## YOUR TASK
Restate each entry word for word, leaving nothing out.
====== EXTRACTED ENTRIES ======
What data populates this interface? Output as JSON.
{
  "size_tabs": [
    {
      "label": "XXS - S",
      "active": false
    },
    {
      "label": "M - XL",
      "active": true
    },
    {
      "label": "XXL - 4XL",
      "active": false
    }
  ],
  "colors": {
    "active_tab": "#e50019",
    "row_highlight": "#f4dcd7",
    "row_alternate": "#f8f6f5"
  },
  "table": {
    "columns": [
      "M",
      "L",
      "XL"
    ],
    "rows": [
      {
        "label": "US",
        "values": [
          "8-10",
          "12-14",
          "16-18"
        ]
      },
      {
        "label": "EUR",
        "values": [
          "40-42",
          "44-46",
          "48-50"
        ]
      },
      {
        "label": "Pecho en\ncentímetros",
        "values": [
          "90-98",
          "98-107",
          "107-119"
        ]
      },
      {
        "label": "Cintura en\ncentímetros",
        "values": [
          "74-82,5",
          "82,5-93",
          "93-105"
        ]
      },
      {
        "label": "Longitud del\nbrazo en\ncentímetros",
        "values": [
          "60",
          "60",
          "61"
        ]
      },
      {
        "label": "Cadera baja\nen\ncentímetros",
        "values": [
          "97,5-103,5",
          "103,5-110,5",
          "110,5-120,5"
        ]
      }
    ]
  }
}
======
## ANSWER IN FULL
What data populates this interface? Output as JSON.
{
  "size_tabs": [
    {
      "label": "XXS - S",
      "active": false
    },
    {
      "label": "M - XL",
      "active": true
    },
    {
      "label": "XXL - 4XL",
      "active": false
    }
  ],
  "colors": {
    "active_tab": "#e50019",
    "row_highlight": "#f4dcd7",
    "row_alternate": "#f8f6f5"
  },
  "table": {
    "columns": [
      "M",
      "L",
      "XL"
    ],
    "rows": [
      {
        "label": "US",
        "values": [
          "8-10",
          "12-14",
          "16-18"
        ]
      },
      {
        "label": "EUR",
        "values": [
          "40-42",
          "44-46",
          "48-50"
        ]
      },
      {
        "label": "Pecho en\ncentímetros",
        "values": [
          "90-98",
          "98-107",
          "107-119"
        ]
      },
      {
        "label": "Cintura en\ncentímetros",
        "values": [
          "74-82,5",
          "82,5-93",
          "93-105"
        ]
      },
      {
        "label": "Longitud del\nbrazo en\ncentímetros",
        "values": [
          "60",
          "60",
          "61"
        ]
      },
      {
        "label": "Cadera baja\nen\ncentímetros",
        "values": [
          "97,5-103,5",
          "103,5-110,5",
          "110,5-120,5"
        ]
      }
    ]
  }
}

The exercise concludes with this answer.